• [What this task involves]
Every record must appear in your copy exactly as written, with no pictures.

• [Source records]
□ □ □
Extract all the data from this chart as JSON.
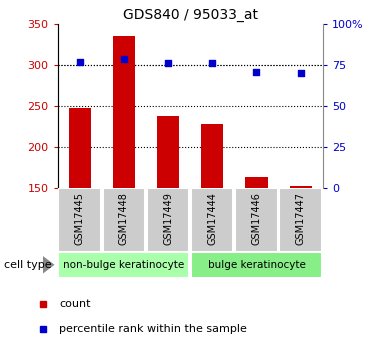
{
  "title": "GDS840 / 95033_at",
  "samples": [
    "GSM17445",
    "GSM17448",
    "GSM17449",
    "GSM17444",
    "GSM17446",
    "GSM17447"
  ],
  "counts": [
    248,
    335,
    238,
    228,
    163,
    153
  ],
  "percentiles": [
    77,
    79,
    76,
    76,
    71,
    70
  ],
  "ylim_left": [
    150,
    350
  ],
  "ylim_right": [
    0,
    100
  ],
  "yticks_left": [
    150,
    200,
    250,
    300,
    350
  ],
  "yticks_right": [
    0,
    25,
    50,
    75,
    100
  ],
  "ytick_labels_right": [
    "0",
    "25",
    "50",
    "75",
    "100%"
  ],
  "bar_color": "#cc0000",
  "dot_color": "#0000cc",
  "groups": [
    {
      "label": "non-bulge keratinocyte",
      "indices": [
        0,
        1,
        2
      ],
      "color": "#aaffaa"
    },
    {
      "label": "bulge keratinocyte",
      "indices": [
        3,
        4,
        5
      ],
      "color": "#88ee88"
    }
  ],
  "cell_type_label": "cell type",
  "legend_count": "count",
  "legend_percentile": "percentile rank within the sample",
  "bar_width": 0.5,
  "tick_color_left": "#cc0000",
  "tick_color_right": "#0000cc",
  "label_box_color": "#cccccc",
  "arrow_color": "#888888"
}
□ □ □
• [Solution to this task]
Extract all the data from this chart as JSON.
{
  "title": "GDS840 / 95033_at",
  "samples": [
    "GSM17445",
    "GSM17448",
    "GSM17449",
    "GSM17444",
    "GSM17446",
    "GSM17447"
  ],
  "counts": [
    248,
    335,
    238,
    228,
    163,
    153
  ],
  "percentiles": [
    77,
    79,
    76,
    76,
    71,
    70
  ],
  "ylim_left": [
    150,
    350
  ],
  "ylim_right": [
    0,
    100
  ],
  "yticks_left": [
    150,
    200,
    250,
    300,
    350
  ],
  "yticks_right": [
    0,
    25,
    50,
    75,
    100
  ],
  "ytick_labels_right": [
    "0",
    "25",
    "50",
    "75",
    "100%"
  ],
  "bar_color": "#cc0000",
  "dot_color": "#0000cc",
  "groups": [
    {
      "label": "non-bulge keratinocyte",
      "indices": [
        0,
        1,
        2
      ],
      "color": "#aaffaa"
    },
    {
      "label": "bulge keratinocyte",
      "indices": [
        3,
        4,
        5
      ],
      "color": "#88ee88"
    }
  ],
  "cell_type_label": "cell type",
  "legend_count": "count",
  "legend_percentile": "percentile rank within the sample",
  "bar_width": 0.5,
  "tick_color_left": "#cc0000",
  "tick_color_right": "#0000cc",
  "label_box_color": "#cccccc",
  "arrow_color": "#888888"
}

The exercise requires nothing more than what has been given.